### DESCRIPTION OF THE TASK
Locate all lines in the data below that hold "нужд" and show them.
:: RECORDS SUPPLIED
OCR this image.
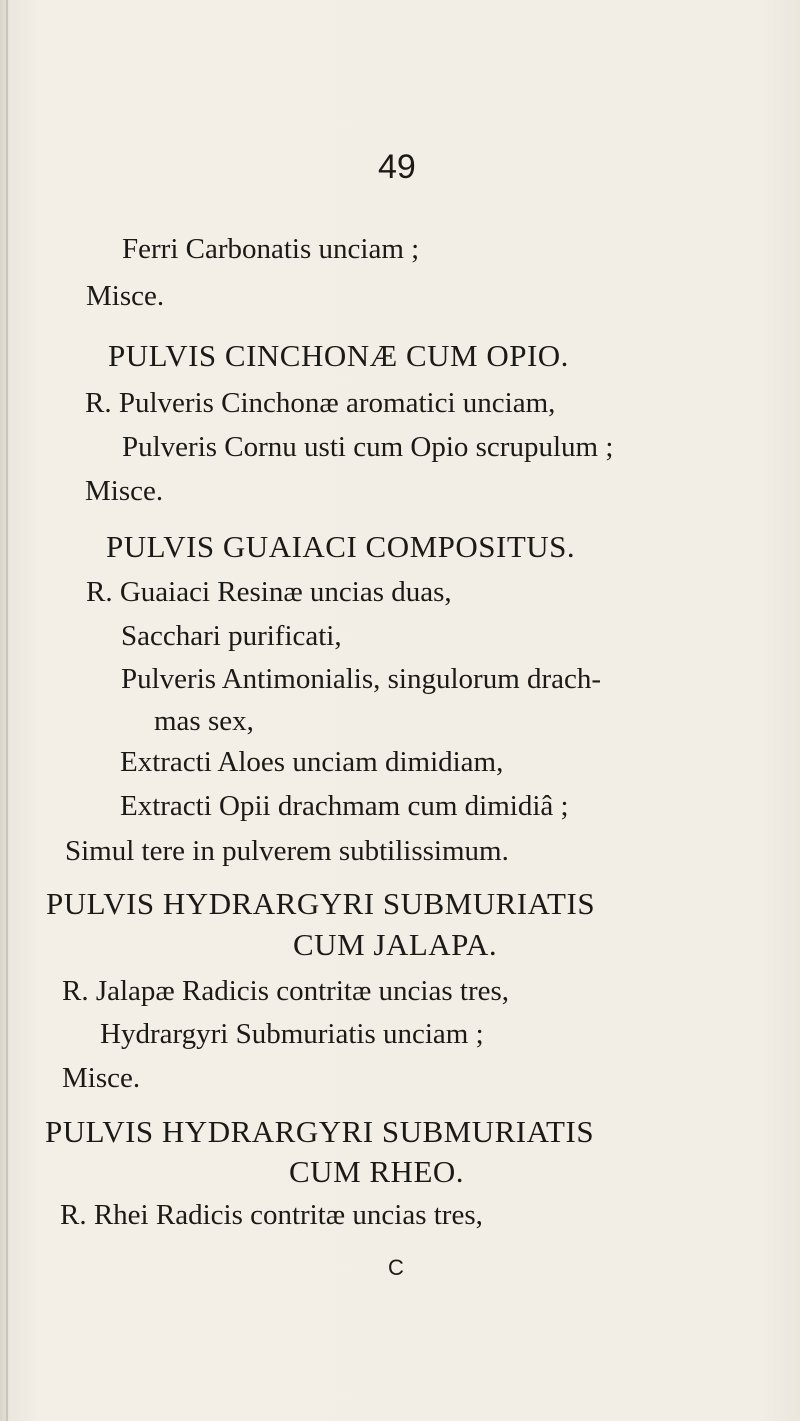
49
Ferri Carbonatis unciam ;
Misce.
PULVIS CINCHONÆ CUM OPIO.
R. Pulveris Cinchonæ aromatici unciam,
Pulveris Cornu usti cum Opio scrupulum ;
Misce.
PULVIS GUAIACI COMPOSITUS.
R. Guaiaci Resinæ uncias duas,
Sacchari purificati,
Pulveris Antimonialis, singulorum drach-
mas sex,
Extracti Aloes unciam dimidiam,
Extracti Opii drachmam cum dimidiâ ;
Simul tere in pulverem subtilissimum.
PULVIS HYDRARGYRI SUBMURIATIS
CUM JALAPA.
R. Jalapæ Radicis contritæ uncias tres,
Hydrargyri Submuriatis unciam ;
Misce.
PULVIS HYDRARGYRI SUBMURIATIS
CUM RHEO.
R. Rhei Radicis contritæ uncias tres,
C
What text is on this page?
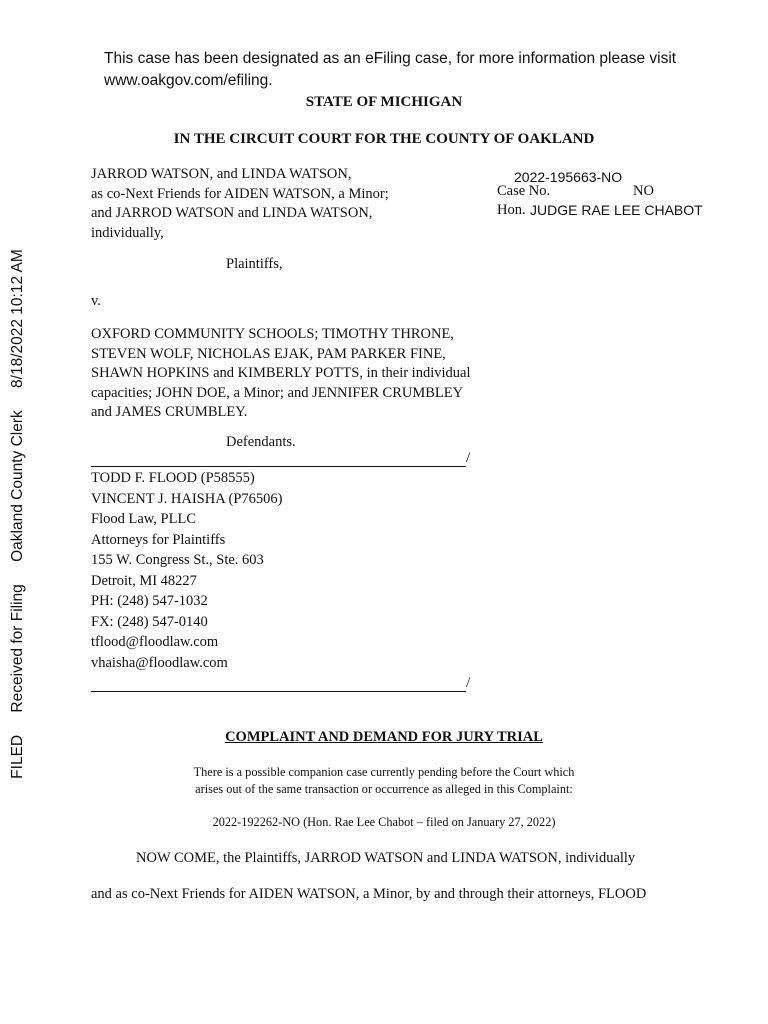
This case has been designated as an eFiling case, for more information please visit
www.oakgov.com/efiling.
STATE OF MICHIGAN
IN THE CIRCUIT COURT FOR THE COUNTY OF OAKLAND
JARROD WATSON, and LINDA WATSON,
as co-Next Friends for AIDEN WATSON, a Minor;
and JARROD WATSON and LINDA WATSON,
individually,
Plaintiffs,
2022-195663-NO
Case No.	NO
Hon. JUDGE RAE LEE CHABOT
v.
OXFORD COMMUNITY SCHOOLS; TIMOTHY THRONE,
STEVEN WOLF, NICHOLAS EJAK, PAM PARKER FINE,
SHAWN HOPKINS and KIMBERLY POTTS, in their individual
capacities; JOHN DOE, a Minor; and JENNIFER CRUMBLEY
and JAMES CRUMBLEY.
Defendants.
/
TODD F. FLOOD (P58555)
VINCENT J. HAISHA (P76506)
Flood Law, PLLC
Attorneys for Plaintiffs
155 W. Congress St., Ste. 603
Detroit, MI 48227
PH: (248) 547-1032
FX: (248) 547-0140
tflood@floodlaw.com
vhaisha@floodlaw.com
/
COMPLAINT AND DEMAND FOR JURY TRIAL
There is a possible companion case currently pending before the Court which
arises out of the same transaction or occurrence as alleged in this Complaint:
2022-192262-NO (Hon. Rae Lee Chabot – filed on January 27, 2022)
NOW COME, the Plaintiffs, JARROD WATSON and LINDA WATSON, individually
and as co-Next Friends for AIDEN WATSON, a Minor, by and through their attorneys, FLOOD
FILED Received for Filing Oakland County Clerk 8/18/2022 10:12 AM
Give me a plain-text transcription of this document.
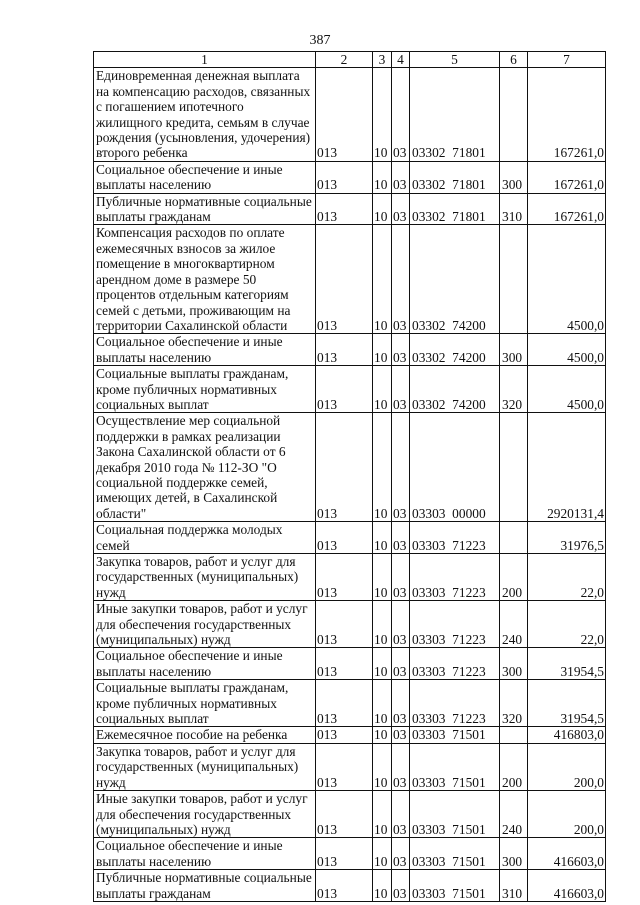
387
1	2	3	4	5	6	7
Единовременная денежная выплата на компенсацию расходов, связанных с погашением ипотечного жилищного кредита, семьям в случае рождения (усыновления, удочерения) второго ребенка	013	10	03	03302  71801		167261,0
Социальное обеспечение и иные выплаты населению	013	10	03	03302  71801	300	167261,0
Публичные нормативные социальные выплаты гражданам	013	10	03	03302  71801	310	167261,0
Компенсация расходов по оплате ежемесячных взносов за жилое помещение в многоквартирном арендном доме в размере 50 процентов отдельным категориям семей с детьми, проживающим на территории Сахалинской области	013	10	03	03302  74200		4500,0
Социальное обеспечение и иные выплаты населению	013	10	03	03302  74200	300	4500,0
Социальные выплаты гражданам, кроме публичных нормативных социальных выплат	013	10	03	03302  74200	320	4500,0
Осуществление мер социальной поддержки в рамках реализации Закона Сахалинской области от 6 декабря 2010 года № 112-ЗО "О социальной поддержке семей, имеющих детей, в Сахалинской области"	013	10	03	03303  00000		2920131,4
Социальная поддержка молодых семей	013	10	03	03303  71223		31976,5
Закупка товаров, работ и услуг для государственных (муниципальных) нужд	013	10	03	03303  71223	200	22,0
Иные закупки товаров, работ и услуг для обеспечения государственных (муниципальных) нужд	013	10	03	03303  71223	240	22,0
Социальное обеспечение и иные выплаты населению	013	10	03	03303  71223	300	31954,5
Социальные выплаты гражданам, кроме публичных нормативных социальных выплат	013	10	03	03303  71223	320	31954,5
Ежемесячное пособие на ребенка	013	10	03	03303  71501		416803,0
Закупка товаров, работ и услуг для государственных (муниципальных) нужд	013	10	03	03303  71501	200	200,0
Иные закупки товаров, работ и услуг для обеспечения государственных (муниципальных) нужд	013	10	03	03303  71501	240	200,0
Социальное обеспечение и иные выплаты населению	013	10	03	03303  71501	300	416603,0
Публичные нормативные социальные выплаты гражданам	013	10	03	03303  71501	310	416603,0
::::
### EXERCISE RESPONSE
Закупка товаров, работ и услуг для государственных (муниципальных) нужд	013	10	03	03303  71223	200	22,0
Иные закупки товаров, работ и услуг для обеспечения государственных (муниципальных) нужд	013	10	03	03303  71223	240	22,0
Закупка товаров, работ и услуг для государственных (муниципальных) нужд	013	10	03	03303  71501	200	200,0
Иные закупки товаров, работ и услуг для обеспечения государственных (муниципальных) нужд	013	10	03	03303  71501	240	200,0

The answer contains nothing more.